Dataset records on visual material

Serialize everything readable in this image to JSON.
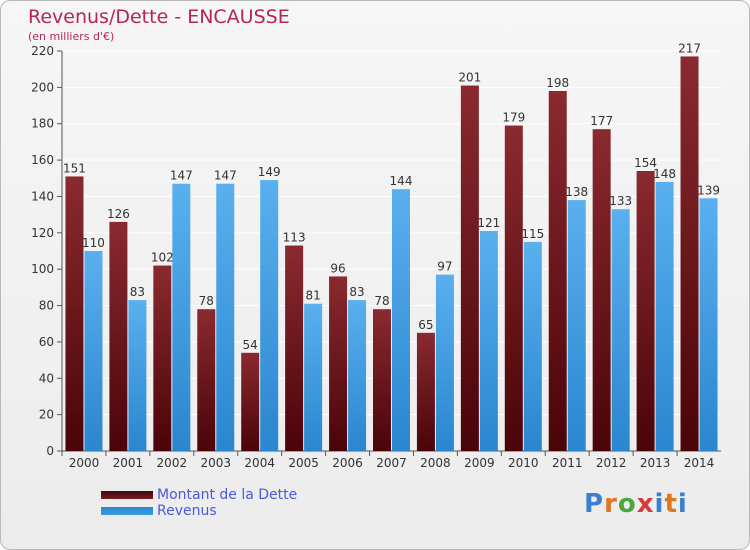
{
  "title": "Revenus/Dette - ENCAUSSE",
  "subtitle": "(en milliers d'€)",
  "brand": {
    "text": "Proxiti",
    "colors": [
      "#3a7fd0",
      "#e0761f",
      "#4aa83a",
      "#d83a3a",
      "#3a7fd0",
      "#e0761f",
      "#3a7fd0"
    ]
  },
  "legend": [
    {
      "label": "Montant de la Dette",
      "color": "#7a1c22"
    },
    {
      "label": "Revenus",
      "color": "#3a9be0"
    }
  ],
  "chart_data": {
    "type": "bar",
    "categories": [
      "2000",
      "2001",
      "2002",
      "2003",
      "2004",
      "2005",
      "2006",
      "2007",
      "2008",
      "2009",
      "2010",
      "2011",
      "2012",
      "2013",
      "2014"
    ],
    "series": [
      {
        "name": "Montant de la Dette",
        "color": "#7a1c22",
        "values": [
          151,
          126,
          102,
          78,
          54,
          113,
          96,
          78,
          65,
          201,
          179,
          198,
          177,
          154,
          217
        ]
      },
      {
        "name": "Revenus",
        "color": "#3a9be0",
        "values": [
          110,
          83,
          147,
          147,
          149,
          81,
          83,
          144,
          97,
          121,
          115,
          138,
          133,
          148,
          139
        ]
      }
    ],
    "ylim": [
      0,
      220
    ],
    "yticks": [
      0,
      20,
      40,
      60,
      80,
      100,
      120,
      140,
      160,
      180,
      200,
      220
    ],
    "grid": true
  }
}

● **Goal**
Give back the entries verbatim. Do not include any picture.

● **Written solution**
Serialize everything readable in this image to JSON.
{
  "title": "Revenus/Dette - ENCAUSSE",
  "subtitle": "(en milliers d'€)",
  "brand": {
    "text": "Proxiti",
    "colors": [
      "#3a7fd0",
      "#e0761f",
      "#4aa83a",
      "#d83a3a",
      "#3a7fd0",
      "#e0761f",
      "#3a7fd0"
    ]
  },
  "legend": [
    {
      "label": "Montant de la Dette",
      "color": "#7a1c22"
    },
    {
      "label": "Revenus",
      "color": "#3a9be0"
    }
  ],
  "chart_data": {
    "type": "bar",
    "categories": [
      "2000",
      "2001",
      "2002",
      "2003",
      "2004",
      "2005",
      "2006",
      "2007",
      "2008",
      "2009",
      "2010",
      "2011",
      "2012",
      "2013",
      "2014"
    ],
    "series": [
      {
        "name": "Montant de la Dette",
        "color": "#7a1c22",
        "values": [
          151,
          126,
          102,
          78,
          54,
          113,
          96,
          78,
          65,
          201,
          179,
          198,
          177,
          154,
          217
        ]
      },
      {
        "name": "Revenus",
        "color": "#3a9be0",
        "values": [
          110,
          83,
          147,
          147,
          149,
          81,
          83,
          144,
          97,
          121,
          115,
          138,
          133,
          148,
          139
        ]
      }
    ],
    "ylim": [
      0,
      220
    ],
    "yticks": [
      0,
      20,
      40,
      60,
      80,
      100,
      120,
      140,
      160,
      180,
      200,
      220
    ],
    "grid": true
  }
}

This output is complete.